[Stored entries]
--- begin ---

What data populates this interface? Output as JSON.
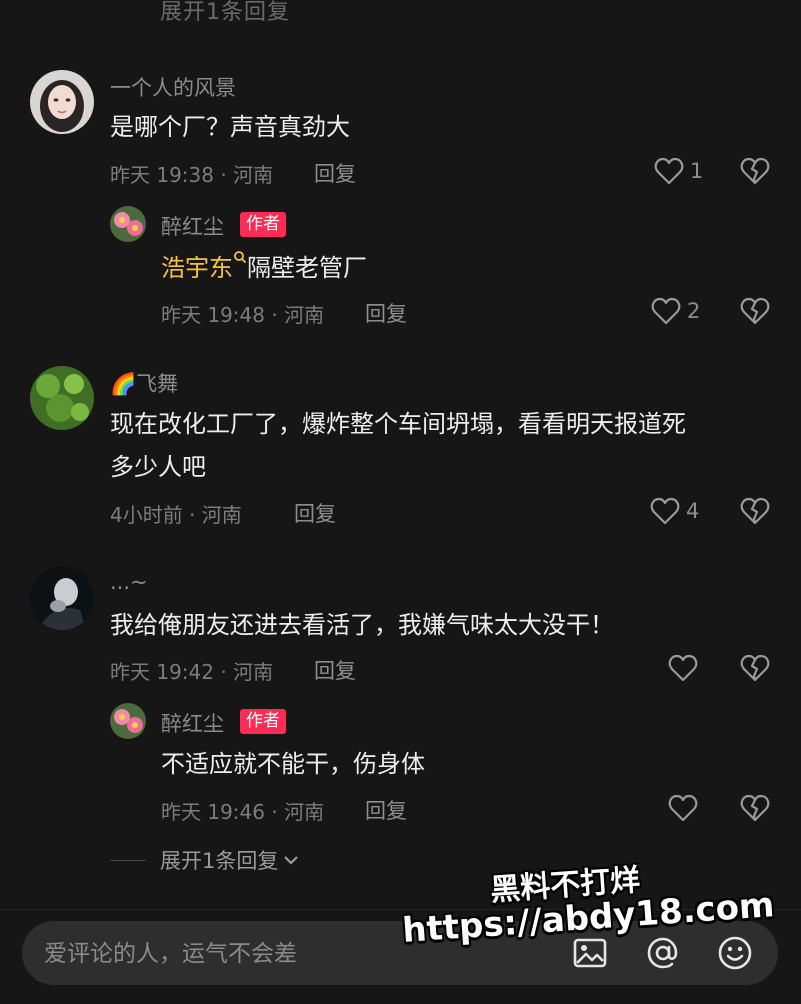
{
  "top_cut_text": "展开1条回复",
  "comments": [
    {
      "username": "一个人的风景",
      "text": "是哪个厂？声音真劲大",
      "meta": "昨天 19:38 · 河南",
      "reply_label": "回复",
      "likes": "1"
    },
    {
      "username": "醉红尘",
      "badge": "作者",
      "mention": "浩宇东",
      "text": "隔壁老管厂",
      "meta": "昨天 19:48 · 河南",
      "reply_label": "回复",
      "likes": "2"
    },
    {
      "username": "飞舞",
      "username_prefix_emoji": "🌈",
      "text_line1": "现在改化工厂了，爆炸整个车间坍塌，看看明天报道死",
      "text_line2": "多少人吧",
      "meta": "4小时前 · 河南",
      "reply_label": "回复",
      "likes": "4"
    },
    {
      "username": "...~",
      "text": "我给俺朋友还进去看活了，我嫌气味太大没干！",
      "meta": "昨天 19:42 · 河南",
      "reply_label": "回复",
      "likes": ""
    },
    {
      "username": "醉红尘",
      "badge": "作者",
      "text": "不适应就不能干，伤身体",
      "meta": "昨天 19:46 · 河南",
      "reply_label": "回复",
      "likes": ""
    }
  ],
  "expand_replies": "展开1条回复",
  "input": {
    "placeholder": "爱评论的人，运气不会差"
  },
  "watermark": {
    "line1": "黑料不打烊",
    "line2": "https://abdy18.com"
  },
  "icons": {
    "like": "heart-outline-icon",
    "dislike": "broken-heart-icon",
    "search": "search-icon",
    "image": "image-icon",
    "mention": "at-icon",
    "emoji": "emoji-icon",
    "chevron": "chevron-down-icon"
  },
  "colors": {
    "background": "#161616",
    "author_badge": "#fe2c55",
    "mention": "#f6c33b",
    "input_bg": "#2e2e2e"
  }
}
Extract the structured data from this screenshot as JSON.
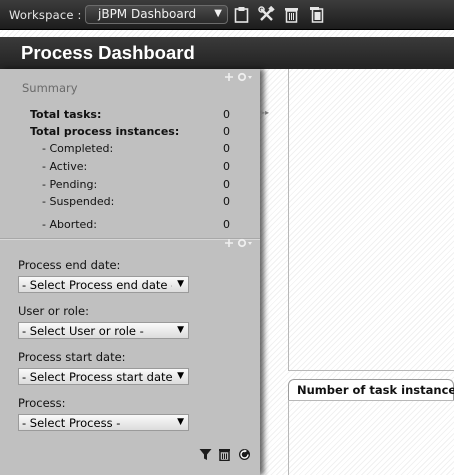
{
  "workspace": {
    "label": "Workspace :",
    "selected": "jBPM Dashboard",
    "toolbar_icons": [
      "clipboard-icon",
      "tools-icon",
      "trash-icon",
      "copy-icon"
    ]
  },
  "page": {
    "title": "Process Dashboard"
  },
  "summary": {
    "title": "Summary",
    "rows": [
      {
        "label": "Total tasks:",
        "value": "0"
      },
      {
        "label": "Total process instances:",
        "value": "0"
      },
      {
        "label": "- Completed:",
        "value": "0"
      },
      {
        "label": "- Active:",
        "value": "0"
      },
      {
        "label": "- Pending:",
        "value": "0"
      },
      {
        "label": "- Suspended:",
        "value": "0"
      },
      {
        "label": "- Aborted:",
        "value": "0"
      }
    ]
  },
  "filters": [
    {
      "label": "Process end date:",
      "value": "- Select Process end date -"
    },
    {
      "label": "User or role:",
      "value": "- Select User or role -"
    },
    {
      "label": "Process start date:",
      "value": "- Select Process start date -"
    },
    {
      "label": "Process:",
      "value": "- Select Process -"
    }
  ],
  "filter_actions": [
    "filter-icon",
    "trash-icon",
    "refresh-icon"
  ],
  "right_panel": {
    "tab_title": "Number of task instances"
  },
  "colors": {
    "topbar": "#2a2a2a",
    "panel": "#c0c0c0",
    "title_text": "#ffffff"
  }
}
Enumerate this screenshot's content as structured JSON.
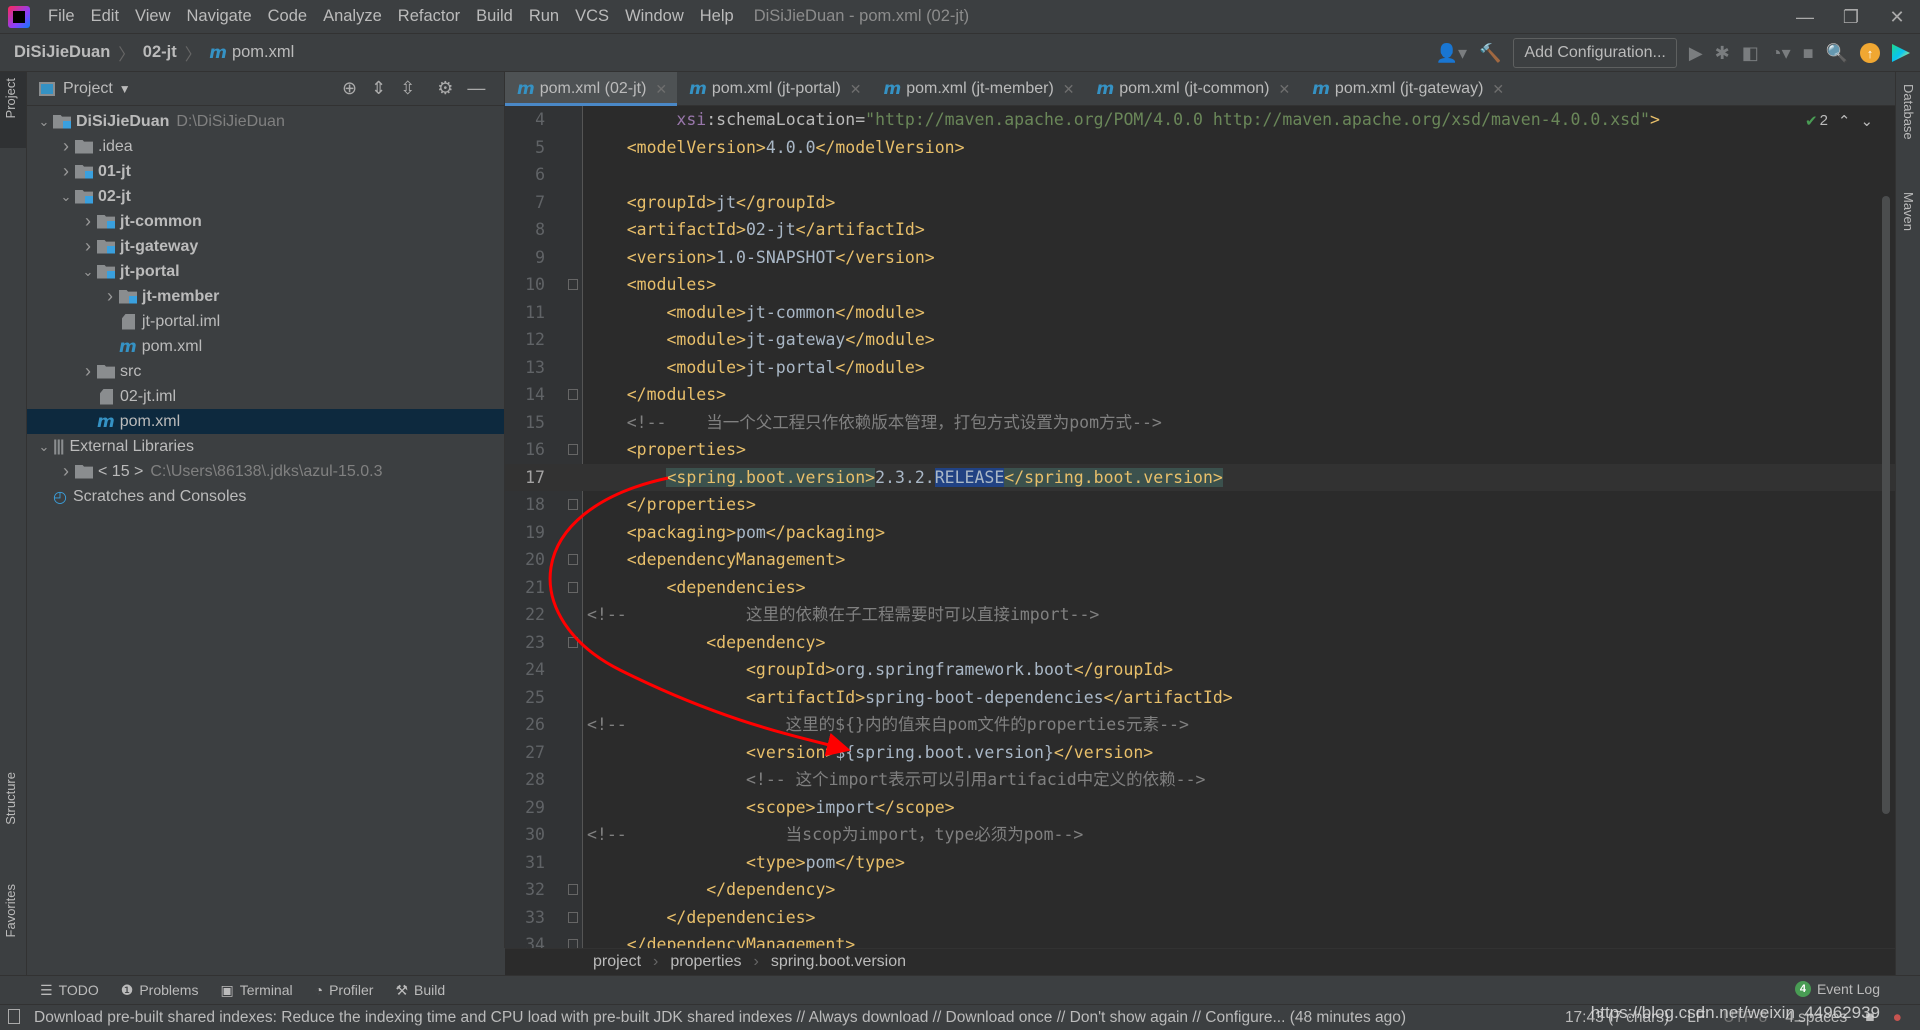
{
  "menubar": {
    "items": [
      "File",
      "Edit",
      "View",
      "Navigate",
      "Code",
      "Analyze",
      "Refactor",
      "Build",
      "Run",
      "VCS",
      "Window",
      "Help"
    ],
    "title": "DiSiJieDuan - pom.xml (02-jt)"
  },
  "navbar": {
    "crumbs": [
      "DiSiJieDuan",
      "02-jt",
      "pom.xml"
    ],
    "add_configuration": "Add Configuration..."
  },
  "left_stripe": {
    "project": "Project",
    "structure": "Structure",
    "favorites": "Favorites"
  },
  "right_stripe": {
    "database": "Database",
    "maven": "Maven"
  },
  "project": {
    "title": "Project",
    "tree": [
      {
        "label": "DiSiJieDuan",
        "extra": "D:\\DiSiJieDuan",
        "depth": 0,
        "chev": "down",
        "icon": "module-folder",
        "bold": true
      },
      {
        "label": ".idea",
        "depth": 1,
        "chev": "right",
        "icon": "folder"
      },
      {
        "label": "01-jt",
        "depth": 1,
        "chev": "right",
        "icon": "module-folder",
        "bold": true
      },
      {
        "label": "02-jt",
        "depth": 1,
        "chev": "down",
        "icon": "module-folder",
        "bold": true
      },
      {
        "label": "jt-common",
        "depth": 2,
        "chev": "right",
        "icon": "module-folder",
        "bold": true
      },
      {
        "label": "jt-gateway",
        "depth": 2,
        "chev": "right",
        "icon": "module-folder",
        "bold": true
      },
      {
        "label": "jt-portal",
        "depth": 2,
        "chev": "down",
        "icon": "module-folder",
        "bold": true
      },
      {
        "label": "jt-member",
        "depth": 3,
        "chev": "right",
        "icon": "module-folder",
        "bold": true
      },
      {
        "label": "jt-portal.iml",
        "depth": 3,
        "icon": "iml-file"
      },
      {
        "label": "pom.xml",
        "depth": 3,
        "icon": "maven"
      },
      {
        "label": "src",
        "depth": 2,
        "chev": "right",
        "icon": "folder"
      },
      {
        "label": "02-jt.iml",
        "depth": 2,
        "icon": "iml-file"
      },
      {
        "label": "pom.xml",
        "depth": 2,
        "icon": "maven",
        "selected": true
      },
      {
        "label": "External Libraries",
        "depth": 0,
        "chev": "down",
        "icon": "libraries"
      },
      {
        "label": "< 15 >",
        "extra": "C:\\Users\\86138\\.jdks\\azul-15.0.3",
        "depth": 1,
        "chev": "right",
        "icon": "jdk-folder"
      },
      {
        "label": "Scratches and Consoles",
        "depth": 0,
        "icon": "scratches"
      }
    ]
  },
  "tabs": [
    {
      "label": "pom.xml (02-jt)",
      "active": true
    },
    {
      "label": "pom.xml (jt-portal)"
    },
    {
      "label": "pom.xml (jt-member)"
    },
    {
      "label": "pom.xml (jt-common)"
    },
    {
      "label": "pom.xml (jt-gateway)"
    }
  ],
  "editor": {
    "inspection_count": "2",
    "current_line": 17,
    "lines": [
      {
        "n": 4,
        "seg": [
          [
            "txt",
            "         "
          ],
          [
            "attr",
            "xsi"
          ],
          [
            "punc",
            ":schemaLocation="
          ],
          [
            "str",
            "\"http://maven.apache.org/POM/4.0.0 http://maven.apache.org/xsd/maven-4.0.0.xsd\""
          ],
          [
            "tag",
            ">"
          ]
        ]
      },
      {
        "n": 5,
        "seg": [
          [
            "txt",
            "    "
          ],
          [
            "tag",
            "<modelVersion>"
          ],
          [
            "txt",
            "4.0.0"
          ],
          [
            "tag",
            "</modelVersion>"
          ]
        ]
      },
      {
        "n": 6,
        "seg": []
      },
      {
        "n": 7,
        "seg": [
          [
            "txt",
            "    "
          ],
          [
            "tag",
            "<groupId>"
          ],
          [
            "txt",
            "jt"
          ],
          [
            "tag",
            "</groupId>"
          ]
        ]
      },
      {
        "n": 8,
        "seg": [
          [
            "txt",
            "    "
          ],
          [
            "tag",
            "<artifactId>"
          ],
          [
            "txt",
            "02-jt"
          ],
          [
            "tag",
            "</artifactId>"
          ]
        ]
      },
      {
        "n": 9,
        "seg": [
          [
            "txt",
            "    "
          ],
          [
            "tag",
            "<version>"
          ],
          [
            "txt",
            "1.0-SNAPSHOT"
          ],
          [
            "tag",
            "</version>"
          ]
        ]
      },
      {
        "n": 10,
        "fold": true,
        "seg": [
          [
            "txt",
            "    "
          ],
          [
            "tag",
            "<modules>"
          ]
        ]
      },
      {
        "n": 11,
        "seg": [
          [
            "txt",
            "        "
          ],
          [
            "tag",
            "<module>"
          ],
          [
            "txt",
            "jt-common"
          ],
          [
            "tag",
            "</module>"
          ]
        ]
      },
      {
        "n": 12,
        "seg": [
          [
            "txt",
            "        "
          ],
          [
            "tag",
            "<module>"
          ],
          [
            "txt",
            "jt-gateway"
          ],
          [
            "tag",
            "</module>"
          ]
        ]
      },
      {
        "n": 13,
        "seg": [
          [
            "txt",
            "        "
          ],
          [
            "tag",
            "<module>"
          ],
          [
            "txt",
            "jt-portal"
          ],
          [
            "tag",
            "</module>"
          ]
        ]
      },
      {
        "n": 14,
        "fold": true,
        "seg": [
          [
            "txt",
            "    "
          ],
          [
            "tag",
            "</modules>"
          ]
        ]
      },
      {
        "n": 15,
        "seg": [
          [
            "txt",
            "    "
          ],
          [
            "com",
            "<!--    当一个父工程只作依赖版本管理，打包方式设置为pom方式-->"
          ]
        ]
      },
      {
        "n": 16,
        "fold": true,
        "seg": [
          [
            "txt",
            "    "
          ],
          [
            "tag",
            "<properties>"
          ]
        ]
      },
      {
        "n": 17,
        "seg": [
          [
            "txt",
            "        "
          ],
          [
            "tag hl",
            "<spring.boot.version>"
          ],
          [
            "txt",
            "2.3.2."
          ],
          [
            "txt selr",
            "RELEASE"
          ],
          [
            "tag hl",
            "</spring.boot.version>"
          ]
        ]
      },
      {
        "n": 18,
        "fold": true,
        "seg": [
          [
            "txt",
            "    "
          ],
          [
            "tag",
            "</properties>"
          ]
        ]
      },
      {
        "n": 19,
        "seg": [
          [
            "txt",
            "    "
          ],
          [
            "tag",
            "<packaging>"
          ],
          [
            "txt",
            "pom"
          ],
          [
            "tag",
            "</packaging>"
          ]
        ]
      },
      {
        "n": 20,
        "fold": true,
        "seg": [
          [
            "txt",
            "    "
          ],
          [
            "tag",
            "<dependencyManagement>"
          ]
        ]
      },
      {
        "n": 21,
        "fold": true,
        "seg": [
          [
            "txt",
            "        "
          ],
          [
            "tag",
            "<dependencies>"
          ]
        ]
      },
      {
        "n": 22,
        "seg": [
          [
            "com",
            "<!--            这里的依赖在子工程需要时可以直接import-->"
          ]
        ]
      },
      {
        "n": 23,
        "fold": true,
        "seg": [
          [
            "txt",
            "            "
          ],
          [
            "tag",
            "<dependency>"
          ]
        ]
      },
      {
        "n": 24,
        "seg": [
          [
            "txt",
            "                "
          ],
          [
            "tag",
            "<groupId>"
          ],
          [
            "txt",
            "org.springframework.boot"
          ],
          [
            "tag",
            "</groupId>"
          ]
        ]
      },
      {
        "n": 25,
        "seg": [
          [
            "txt",
            "                "
          ],
          [
            "tag",
            "<artifactId>"
          ],
          [
            "txt",
            "spring-boot-dependencies"
          ],
          [
            "tag",
            "</artifactId>"
          ]
        ]
      },
      {
        "n": 26,
        "seg": [
          [
            "com",
            "<!--                这里的${}内的值来自pom文件的properties元素-->"
          ]
        ]
      },
      {
        "n": 27,
        "seg": [
          [
            "txt",
            "                "
          ],
          [
            "tag",
            "<version>"
          ],
          [
            "txt",
            "${spring.boot.version}"
          ],
          [
            "tag",
            "</version>"
          ]
        ]
      },
      {
        "n": 28,
        "seg": [
          [
            "txt",
            "                "
          ],
          [
            "com",
            "<!-- 这个import表示可以引用artifacid中定义的依赖-->"
          ]
        ]
      },
      {
        "n": 29,
        "seg": [
          [
            "txt",
            "                "
          ],
          [
            "tag",
            "<scope>"
          ],
          [
            "txt",
            "import"
          ],
          [
            "tag",
            "</scope>"
          ]
        ]
      },
      {
        "n": 30,
        "seg": [
          [
            "com",
            "<!--                当scop为import，type必须为pom-->"
          ]
        ]
      },
      {
        "n": 31,
        "seg": [
          [
            "txt",
            "                "
          ],
          [
            "tag",
            "<type>"
          ],
          [
            "txt",
            "pom"
          ],
          [
            "tag",
            "</type>"
          ]
        ]
      },
      {
        "n": 32,
        "fold": true,
        "seg": [
          [
            "txt",
            "            "
          ],
          [
            "tag",
            "</dependency>"
          ]
        ]
      },
      {
        "n": 33,
        "fold": true,
        "seg": [
          [
            "txt",
            "        "
          ],
          [
            "tag",
            "</dependencies>"
          ]
        ]
      },
      {
        "n": 34,
        "fold": true,
        "seg": [
          [
            "txt",
            "    "
          ],
          [
            "tag",
            "</dependencyManagement>"
          ]
        ]
      }
    ]
  },
  "breadcrumb": [
    "project",
    "properties",
    "spring.boot.version"
  ],
  "toolwindows": [
    "TODO",
    "Problems",
    "Terminal",
    "Profiler",
    "Build"
  ],
  "event_log": {
    "label": "Event Log",
    "count": "4"
  },
  "status": {
    "message": "Download pre-built shared indexes: Reduce the indexing time and CPU load with pre-built JDK shared indexes // Always download // Download once // Don't show again // Configure... (48 minutes ago)",
    "position": "17:43 (7 chars)",
    "line_sep": "LF",
    "encoding": "UTF-8",
    "indent": "4 spaces",
    "watermark": "https://blog.csdn.net/weixin_44962939"
  },
  "colors": {
    "accent": "#4a88c7",
    "tag": "#e8bf6a",
    "string": "#6a8759",
    "comment": "#808080",
    "annotation_arrow": "#ff0000"
  }
}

--- end ---

* [Exercise prompt] What is the number of lines above that contain "Total"? Answer with that number only.

* [Expected answer] 2